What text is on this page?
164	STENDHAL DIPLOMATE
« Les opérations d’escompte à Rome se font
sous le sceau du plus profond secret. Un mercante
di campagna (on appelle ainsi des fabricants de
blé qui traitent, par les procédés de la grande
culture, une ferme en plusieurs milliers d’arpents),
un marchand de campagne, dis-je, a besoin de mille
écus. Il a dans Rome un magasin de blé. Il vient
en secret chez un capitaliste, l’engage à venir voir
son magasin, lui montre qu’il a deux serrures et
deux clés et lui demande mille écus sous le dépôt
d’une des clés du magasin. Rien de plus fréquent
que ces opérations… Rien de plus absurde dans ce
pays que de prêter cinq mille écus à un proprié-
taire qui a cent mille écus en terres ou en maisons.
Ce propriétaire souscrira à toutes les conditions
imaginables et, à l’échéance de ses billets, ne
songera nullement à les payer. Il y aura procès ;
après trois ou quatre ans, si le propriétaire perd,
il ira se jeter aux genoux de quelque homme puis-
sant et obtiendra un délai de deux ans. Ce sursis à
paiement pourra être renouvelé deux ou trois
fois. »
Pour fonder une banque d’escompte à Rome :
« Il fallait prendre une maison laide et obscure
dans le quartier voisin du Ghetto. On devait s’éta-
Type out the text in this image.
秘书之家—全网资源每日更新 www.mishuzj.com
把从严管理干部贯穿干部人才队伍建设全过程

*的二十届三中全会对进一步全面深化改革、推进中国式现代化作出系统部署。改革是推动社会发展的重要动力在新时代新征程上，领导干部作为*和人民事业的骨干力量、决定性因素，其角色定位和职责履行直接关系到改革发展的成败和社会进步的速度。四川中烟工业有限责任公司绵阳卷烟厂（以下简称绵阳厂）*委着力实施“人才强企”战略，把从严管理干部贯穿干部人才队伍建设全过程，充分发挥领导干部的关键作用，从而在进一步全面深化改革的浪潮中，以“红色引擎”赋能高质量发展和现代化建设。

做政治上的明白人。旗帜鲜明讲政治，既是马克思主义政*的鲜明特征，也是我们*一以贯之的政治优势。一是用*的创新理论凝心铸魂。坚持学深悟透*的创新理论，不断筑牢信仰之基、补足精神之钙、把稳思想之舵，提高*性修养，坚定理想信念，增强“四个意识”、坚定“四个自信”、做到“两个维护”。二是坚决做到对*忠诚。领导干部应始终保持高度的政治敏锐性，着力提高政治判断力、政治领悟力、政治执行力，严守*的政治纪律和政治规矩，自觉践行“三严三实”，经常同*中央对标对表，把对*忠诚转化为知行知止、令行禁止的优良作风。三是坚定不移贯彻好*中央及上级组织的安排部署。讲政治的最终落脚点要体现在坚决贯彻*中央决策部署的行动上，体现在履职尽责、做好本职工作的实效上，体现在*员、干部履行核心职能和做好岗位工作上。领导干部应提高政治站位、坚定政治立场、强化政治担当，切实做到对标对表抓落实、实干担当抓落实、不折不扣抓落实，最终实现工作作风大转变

■ **WHAT IS REQUIRED**
Your task is to transcribe the material exactly.

■ **TASK ANSWER**
What text is on this page?
164	STENDHAL DIPLOMATE
« Les opérations d’escompte à Rome se font
sous le sceau du plus profond secret. Un mercante
di campagna (on appelle ainsi des fabricants de
blé qui traitent, par les procédés de la grande
culture, une ferme en plusieurs milliers d’arpents),
un marchand de campagne, dis-je, a besoin de mille
écus. Il a dans Rome un magasin de blé. Il vient
en secret chez un capitaliste, l’engage à venir voir
son magasin, lui montre qu’il a deux serrures et
deux clés et lui demande mille écus sous le dépôt
d’une des clés du magasin. Rien de plus fréquent
que ces opérations… Rien de plus absurde dans ce
pays que de prêter cinq mille écus à un proprié-
taire qui a cent mille écus en terres ou en maisons.
Ce propriétaire souscrira à toutes les conditions
imaginables et, à l’échéance de ses billets, ne
songera nullement à les payer. Il y aura procès ;
après trois ou quatre ans, si le propriétaire perd,
il ira se jeter aux genoux de quelque homme puis-
sant et obtiendra un délai de deux ans. Ce sursis à
paiement pourra être renouvelé deux ou trois
fois. »
Pour fonder une banque d’escompte à Rome :
« Il fallait prendre une maison laide et obscure
dans le quartier voisin du Ghetto. On devait s’éta-
Type out the text in this image.
秘书之家—全网资源每日更新 www.mishuzj.com
把从严管理干部贯穿干部人才队伍建设全过程

*的二十届三中全会对进一步全面深化改革、推进中国式现代化作出系统部署。改革是推动社会发展的重要动力在新时代新征程上，领导干部作为*和人民事业的骨干力量、决定性因素，其角色定位和职责履行直接关系到改革发展的成败和社会进步的速度。四川中烟工业有限责任公司绵阳卷烟厂（以下简称绵阳厂）*委着力实施“人才强企”战略，把从严管理干部贯穿干部人才队伍建设全过程，充分发挥领导干部的关键作用，从而在进一步全面深化改革的浪潮中，以“红色引擎”赋能高质量发展和现代化建设。

做政治上的明白人。旗帜鲜明讲政治，既是马克思主义政*的鲜明特征，也是我们*一以贯之的政治优势。一是用*的创新理论凝心铸魂。坚持学深悟透*的创新理论，不断筑牢信仰之基、补足精神之钙、把稳思想之舵，提高*性修养，坚定理想信念，增强“四个意识”、坚定“四个自信”、做到“两个维护”。二是坚决做到对*忠诚。领导干部应始终保持高度的政治敏锐性，着力提高政治判断力、政治领悟力、政治执行力，严守*的政治纪律和政治规矩，自觉践行“三严三实”，经常同*中央对标对表，把对*忠诚转化为知行知止、令行禁止的优良作风。三是坚定不移贯彻好*中央及上级组织的安排部署。讲政治的最终落脚点要体现在坚决贯彻*中央决策部署的行动上，体现在履职尽责、做好本职工作的实效上，体现在*员、干部履行核心职能和做好岗位工作上。领导干部应提高政治站位、坚定政治立场、强化政治担当，切实做到对标对表抓落实、实干担当抓落实、不折不扣抓落实，最终实现工作作风大转变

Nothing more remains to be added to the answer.